### Short problem:
Which lines in the data below contain the string "Primer", matching uppercase and lowercase exactly? Copy each of those lines.

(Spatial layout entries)
== == ==
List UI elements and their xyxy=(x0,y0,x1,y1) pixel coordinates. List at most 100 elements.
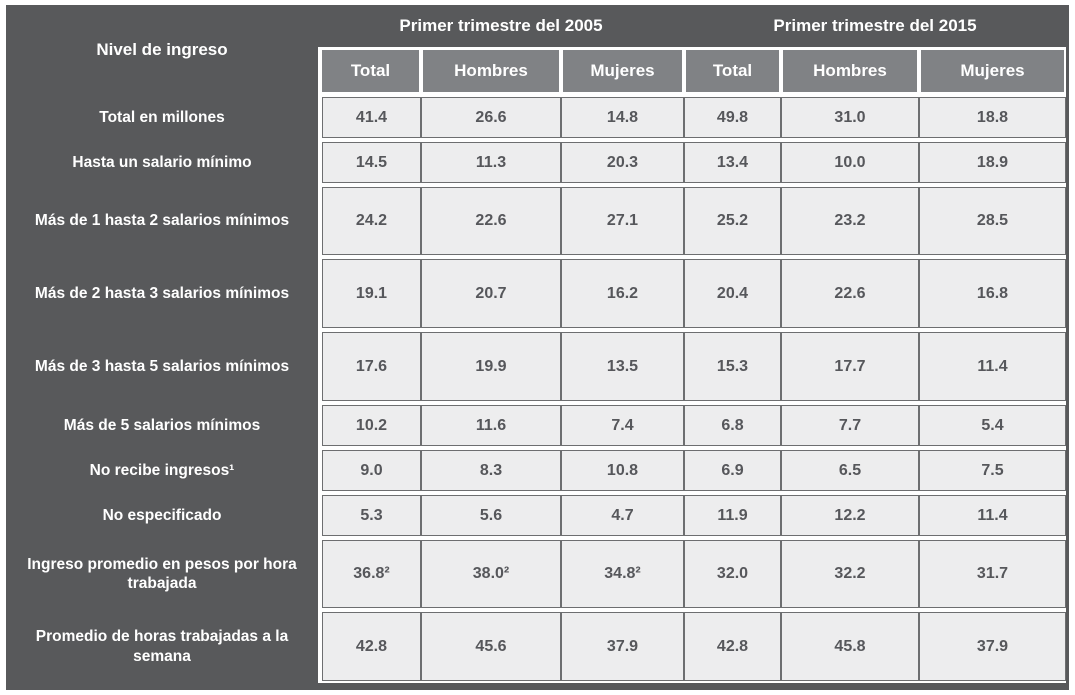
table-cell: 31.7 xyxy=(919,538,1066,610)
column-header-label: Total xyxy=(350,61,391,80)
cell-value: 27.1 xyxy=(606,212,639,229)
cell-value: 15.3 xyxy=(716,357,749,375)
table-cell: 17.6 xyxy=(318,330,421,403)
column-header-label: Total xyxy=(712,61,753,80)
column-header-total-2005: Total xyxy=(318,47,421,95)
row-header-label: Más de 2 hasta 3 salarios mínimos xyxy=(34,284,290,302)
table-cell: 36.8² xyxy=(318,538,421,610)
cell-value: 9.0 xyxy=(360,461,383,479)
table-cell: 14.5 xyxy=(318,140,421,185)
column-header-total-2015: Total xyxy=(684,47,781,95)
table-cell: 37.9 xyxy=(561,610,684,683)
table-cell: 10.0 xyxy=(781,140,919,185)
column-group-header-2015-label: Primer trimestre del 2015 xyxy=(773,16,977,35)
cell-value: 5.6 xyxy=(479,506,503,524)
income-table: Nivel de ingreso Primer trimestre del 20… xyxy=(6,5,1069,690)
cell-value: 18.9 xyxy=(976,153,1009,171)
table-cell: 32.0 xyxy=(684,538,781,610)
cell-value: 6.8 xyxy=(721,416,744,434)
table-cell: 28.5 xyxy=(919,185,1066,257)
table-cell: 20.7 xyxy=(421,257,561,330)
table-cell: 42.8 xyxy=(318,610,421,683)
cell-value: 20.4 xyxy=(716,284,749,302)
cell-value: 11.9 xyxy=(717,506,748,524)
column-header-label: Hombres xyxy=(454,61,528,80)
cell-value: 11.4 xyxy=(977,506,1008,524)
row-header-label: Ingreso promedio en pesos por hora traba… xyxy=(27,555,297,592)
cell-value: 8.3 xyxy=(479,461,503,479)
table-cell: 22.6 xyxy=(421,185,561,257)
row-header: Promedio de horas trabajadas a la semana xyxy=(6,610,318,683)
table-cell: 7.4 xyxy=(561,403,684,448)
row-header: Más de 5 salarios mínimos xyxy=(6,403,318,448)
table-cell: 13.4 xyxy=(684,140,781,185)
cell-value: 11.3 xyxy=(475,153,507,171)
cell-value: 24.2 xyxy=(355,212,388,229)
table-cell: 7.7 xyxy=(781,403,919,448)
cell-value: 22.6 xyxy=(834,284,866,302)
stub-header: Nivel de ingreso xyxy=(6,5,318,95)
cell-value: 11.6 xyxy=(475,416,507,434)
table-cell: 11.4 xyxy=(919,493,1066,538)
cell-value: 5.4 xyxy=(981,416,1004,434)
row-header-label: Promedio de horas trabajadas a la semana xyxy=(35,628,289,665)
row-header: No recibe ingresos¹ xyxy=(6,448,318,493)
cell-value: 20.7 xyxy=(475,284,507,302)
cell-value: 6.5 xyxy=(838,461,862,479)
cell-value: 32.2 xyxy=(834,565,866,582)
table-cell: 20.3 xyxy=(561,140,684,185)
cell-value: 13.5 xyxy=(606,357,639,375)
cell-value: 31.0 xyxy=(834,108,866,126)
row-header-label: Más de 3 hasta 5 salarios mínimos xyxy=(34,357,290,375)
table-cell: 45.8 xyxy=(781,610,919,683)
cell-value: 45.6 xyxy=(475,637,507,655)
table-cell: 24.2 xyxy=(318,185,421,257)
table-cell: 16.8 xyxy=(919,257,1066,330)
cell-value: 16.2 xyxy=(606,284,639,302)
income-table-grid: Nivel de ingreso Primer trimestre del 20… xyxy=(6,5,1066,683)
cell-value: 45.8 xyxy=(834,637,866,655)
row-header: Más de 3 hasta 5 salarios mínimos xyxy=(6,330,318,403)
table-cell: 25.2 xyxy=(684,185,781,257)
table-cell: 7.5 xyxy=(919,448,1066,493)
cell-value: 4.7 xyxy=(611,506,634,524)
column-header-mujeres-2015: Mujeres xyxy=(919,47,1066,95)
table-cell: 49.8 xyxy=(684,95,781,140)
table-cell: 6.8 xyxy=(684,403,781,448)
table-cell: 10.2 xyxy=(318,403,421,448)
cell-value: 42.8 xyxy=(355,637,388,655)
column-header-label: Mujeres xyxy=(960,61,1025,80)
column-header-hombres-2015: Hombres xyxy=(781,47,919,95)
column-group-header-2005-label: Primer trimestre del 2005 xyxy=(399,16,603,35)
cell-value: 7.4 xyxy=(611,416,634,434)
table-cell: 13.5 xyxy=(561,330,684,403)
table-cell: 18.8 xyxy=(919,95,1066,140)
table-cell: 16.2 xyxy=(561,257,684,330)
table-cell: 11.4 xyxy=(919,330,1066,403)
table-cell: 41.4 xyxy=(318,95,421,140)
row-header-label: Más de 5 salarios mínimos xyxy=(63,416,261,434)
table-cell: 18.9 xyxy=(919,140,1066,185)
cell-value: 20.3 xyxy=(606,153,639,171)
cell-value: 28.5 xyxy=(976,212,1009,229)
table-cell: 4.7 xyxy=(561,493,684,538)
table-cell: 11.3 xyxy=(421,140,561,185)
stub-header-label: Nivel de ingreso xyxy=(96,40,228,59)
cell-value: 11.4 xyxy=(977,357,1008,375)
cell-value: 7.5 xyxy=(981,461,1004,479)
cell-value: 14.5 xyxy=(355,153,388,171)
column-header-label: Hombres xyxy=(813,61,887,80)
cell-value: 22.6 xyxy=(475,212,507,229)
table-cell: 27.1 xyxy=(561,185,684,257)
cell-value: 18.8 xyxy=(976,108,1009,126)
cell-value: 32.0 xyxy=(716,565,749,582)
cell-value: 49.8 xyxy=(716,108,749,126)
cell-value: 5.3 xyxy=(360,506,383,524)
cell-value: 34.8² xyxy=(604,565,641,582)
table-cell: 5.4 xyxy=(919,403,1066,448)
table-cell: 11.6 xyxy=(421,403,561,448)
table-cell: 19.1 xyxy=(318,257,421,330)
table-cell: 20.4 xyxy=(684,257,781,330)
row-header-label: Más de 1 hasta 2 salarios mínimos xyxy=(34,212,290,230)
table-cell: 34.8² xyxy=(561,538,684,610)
== == ==
### Problem solution:
column-group-header-2015-label: Primer trimestre del 2015 xyxy=(773,16,977,35)
income-table: Nivel de ingreso Primer trimestre del 20… xyxy=(6,5,1069,690)
income-table-grid: Nivel de ingreso Primer trimestre del 20… xyxy=(6,5,1066,683)
column-group-header-2005-label: Primer trimestre del 2005 xyxy=(399,16,603,35)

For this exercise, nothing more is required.